In the first item below, set out the lines from the one containing "slice-value-support: 19.5: [155, 560, 200, 582]" to the one containing "pie-chart-prosecution-bill: 검찰수사권 완전박탈", both included, as a numbered list with any blank lines left out.

━━━━━━━━━━━━━━━━━━━━━━━━━━━━━━

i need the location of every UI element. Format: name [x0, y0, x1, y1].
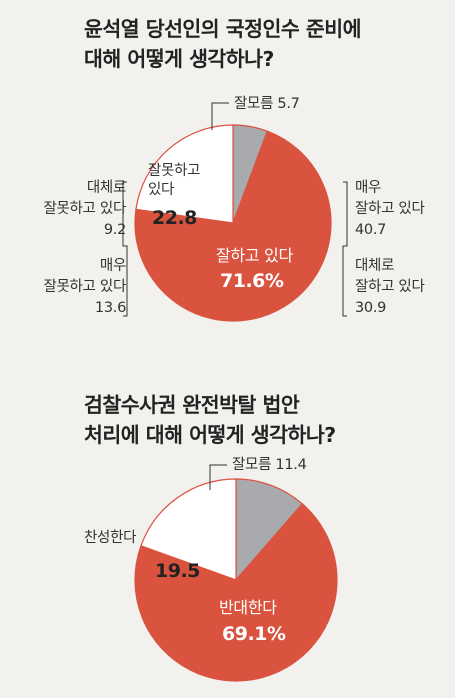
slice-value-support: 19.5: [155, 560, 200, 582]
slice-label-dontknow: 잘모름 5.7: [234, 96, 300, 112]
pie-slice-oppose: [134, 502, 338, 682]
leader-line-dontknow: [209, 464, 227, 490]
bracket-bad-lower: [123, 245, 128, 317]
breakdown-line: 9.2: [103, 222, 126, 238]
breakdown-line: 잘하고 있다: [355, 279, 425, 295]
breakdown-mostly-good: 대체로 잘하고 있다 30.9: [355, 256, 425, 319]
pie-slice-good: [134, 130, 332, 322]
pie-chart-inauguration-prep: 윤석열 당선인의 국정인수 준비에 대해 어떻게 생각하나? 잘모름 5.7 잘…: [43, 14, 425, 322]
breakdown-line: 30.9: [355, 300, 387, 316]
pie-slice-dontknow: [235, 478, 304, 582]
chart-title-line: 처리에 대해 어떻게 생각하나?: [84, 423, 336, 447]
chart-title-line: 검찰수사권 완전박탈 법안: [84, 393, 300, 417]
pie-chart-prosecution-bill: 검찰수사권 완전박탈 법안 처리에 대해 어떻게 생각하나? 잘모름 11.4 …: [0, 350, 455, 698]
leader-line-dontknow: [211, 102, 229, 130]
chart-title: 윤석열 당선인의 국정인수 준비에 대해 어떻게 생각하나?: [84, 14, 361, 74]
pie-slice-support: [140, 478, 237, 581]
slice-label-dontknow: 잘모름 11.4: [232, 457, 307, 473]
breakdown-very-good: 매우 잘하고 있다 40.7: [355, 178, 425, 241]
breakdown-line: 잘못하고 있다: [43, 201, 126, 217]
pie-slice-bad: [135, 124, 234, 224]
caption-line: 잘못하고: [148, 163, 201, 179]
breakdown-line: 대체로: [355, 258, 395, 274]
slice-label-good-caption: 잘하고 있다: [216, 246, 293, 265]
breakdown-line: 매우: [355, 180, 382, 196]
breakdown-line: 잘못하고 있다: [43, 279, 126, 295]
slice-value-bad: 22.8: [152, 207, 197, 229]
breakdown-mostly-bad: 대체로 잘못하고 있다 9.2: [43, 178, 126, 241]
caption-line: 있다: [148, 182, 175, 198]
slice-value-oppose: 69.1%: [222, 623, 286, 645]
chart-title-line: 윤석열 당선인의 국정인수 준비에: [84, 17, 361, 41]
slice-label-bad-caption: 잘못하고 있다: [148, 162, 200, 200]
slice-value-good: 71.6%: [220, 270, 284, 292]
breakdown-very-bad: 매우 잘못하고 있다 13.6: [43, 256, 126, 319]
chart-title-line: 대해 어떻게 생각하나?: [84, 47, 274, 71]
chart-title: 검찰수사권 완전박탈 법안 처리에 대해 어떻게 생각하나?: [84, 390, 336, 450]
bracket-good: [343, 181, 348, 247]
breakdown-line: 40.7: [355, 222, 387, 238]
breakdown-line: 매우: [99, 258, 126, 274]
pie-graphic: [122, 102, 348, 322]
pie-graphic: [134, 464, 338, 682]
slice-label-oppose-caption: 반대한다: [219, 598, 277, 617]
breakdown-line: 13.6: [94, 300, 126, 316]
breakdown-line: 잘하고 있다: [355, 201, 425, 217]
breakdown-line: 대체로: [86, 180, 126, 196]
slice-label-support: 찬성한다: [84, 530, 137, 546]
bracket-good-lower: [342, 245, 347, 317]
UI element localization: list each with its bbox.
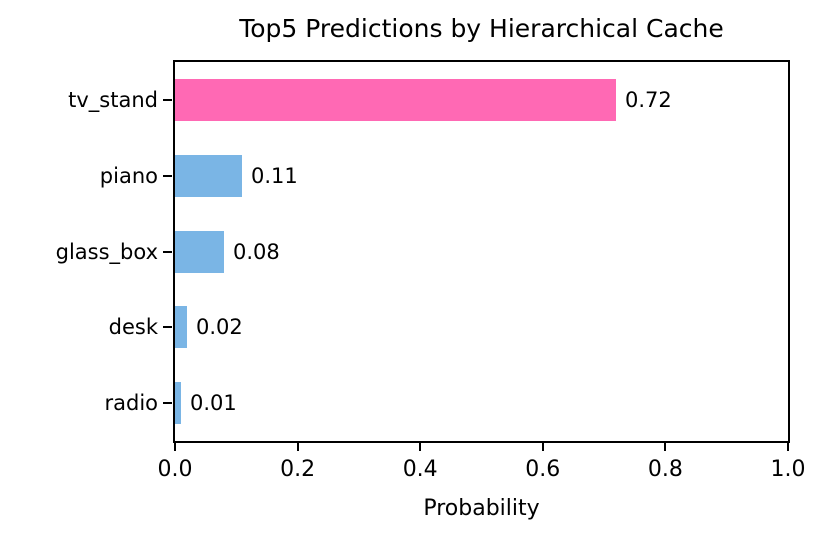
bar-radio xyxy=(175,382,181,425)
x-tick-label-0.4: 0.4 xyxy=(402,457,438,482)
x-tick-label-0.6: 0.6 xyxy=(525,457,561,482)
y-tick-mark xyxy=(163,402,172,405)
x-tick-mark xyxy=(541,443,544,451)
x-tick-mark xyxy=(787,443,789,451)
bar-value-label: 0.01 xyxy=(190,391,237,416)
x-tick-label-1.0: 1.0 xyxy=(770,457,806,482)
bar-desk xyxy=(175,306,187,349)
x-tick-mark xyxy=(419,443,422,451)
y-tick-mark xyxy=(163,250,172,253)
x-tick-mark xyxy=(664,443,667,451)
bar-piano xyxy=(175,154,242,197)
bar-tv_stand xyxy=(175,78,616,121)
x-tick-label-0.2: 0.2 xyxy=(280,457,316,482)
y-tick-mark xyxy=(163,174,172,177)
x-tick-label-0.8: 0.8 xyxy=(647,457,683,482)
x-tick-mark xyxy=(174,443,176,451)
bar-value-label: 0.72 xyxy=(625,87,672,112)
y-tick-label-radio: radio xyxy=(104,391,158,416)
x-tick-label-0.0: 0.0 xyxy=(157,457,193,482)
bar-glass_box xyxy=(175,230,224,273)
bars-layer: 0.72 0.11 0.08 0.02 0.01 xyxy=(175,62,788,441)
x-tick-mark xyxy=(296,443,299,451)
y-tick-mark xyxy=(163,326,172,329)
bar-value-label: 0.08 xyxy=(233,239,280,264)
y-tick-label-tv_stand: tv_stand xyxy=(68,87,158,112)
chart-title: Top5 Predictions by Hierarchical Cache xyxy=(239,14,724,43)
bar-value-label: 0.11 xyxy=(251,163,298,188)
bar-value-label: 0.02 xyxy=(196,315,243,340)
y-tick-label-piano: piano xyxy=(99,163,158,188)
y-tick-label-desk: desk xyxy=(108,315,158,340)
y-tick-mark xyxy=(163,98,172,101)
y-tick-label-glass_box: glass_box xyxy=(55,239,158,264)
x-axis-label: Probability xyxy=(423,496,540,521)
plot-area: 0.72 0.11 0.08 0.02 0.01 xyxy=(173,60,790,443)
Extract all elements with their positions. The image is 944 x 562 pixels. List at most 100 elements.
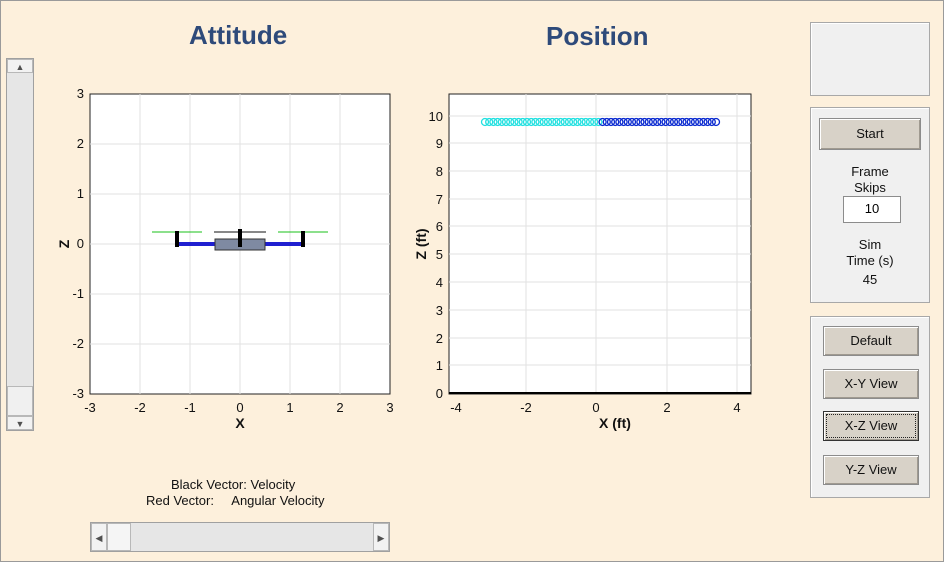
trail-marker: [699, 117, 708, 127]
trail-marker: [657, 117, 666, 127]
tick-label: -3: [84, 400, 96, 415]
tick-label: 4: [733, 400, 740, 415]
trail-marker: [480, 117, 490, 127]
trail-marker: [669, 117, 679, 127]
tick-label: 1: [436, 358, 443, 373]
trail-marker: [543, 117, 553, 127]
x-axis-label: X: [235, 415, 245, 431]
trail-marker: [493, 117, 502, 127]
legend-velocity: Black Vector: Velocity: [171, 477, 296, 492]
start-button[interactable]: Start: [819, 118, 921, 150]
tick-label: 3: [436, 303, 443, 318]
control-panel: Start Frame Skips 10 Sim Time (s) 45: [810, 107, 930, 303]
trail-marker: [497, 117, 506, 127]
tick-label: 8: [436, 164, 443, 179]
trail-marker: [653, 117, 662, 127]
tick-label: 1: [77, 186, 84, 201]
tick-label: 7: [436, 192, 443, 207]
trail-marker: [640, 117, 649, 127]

━━━━━━━━━━━━━━━━━━━━━━━━━━━━━━

- [Response for this exercise]:
1. slice-value-support: 19.5: [155, 560, 200, 582]
2. slice-label-dontknow: 잘모름 5.7: [234, 96, 300, 112]
3. pie-slice-oppose: [134, 502, 338, 682]
4. leader-line-dontknow: [209, 464, 227, 490]
5. bracket-bad-lower: [123, 245, 128, 317]
6. breakdown-line: 9.2: [103, 222, 126, 238]
7. breakdown-line: 잘하고 있다: [355, 279, 425, 295]
8. breakdown-mostly-good: 대체로 잘하고 있다 30.9: [355, 256, 425, 319]
9. pie-slice-good: [134, 130, 332, 322]
10. pie-chart-inauguration-prep: 윤석열 당선인의 국정인수 준비에 대해 어떻게 생각하나? 잘모름 5.7 잘…: [43, 14, 425, 322]
11. breakdown-line: 30.9: [355, 300, 387, 316]
12. pie-slice-dontknow: [235, 478, 304, 582]
13. chart-title-line: 처리에 대해 어떻게 생각하나?: [84, 423, 336, 447]
14. chart-title-line: 검찰수사권 완전박탈 법안: [84, 393, 300, 417]
15. pie-chart-prosecution-bill: 검찰수사권 완전박탈 법안 처리에 대해 어떻게 생각하나? 잘모름 11.4 …: [0, 350, 455, 698]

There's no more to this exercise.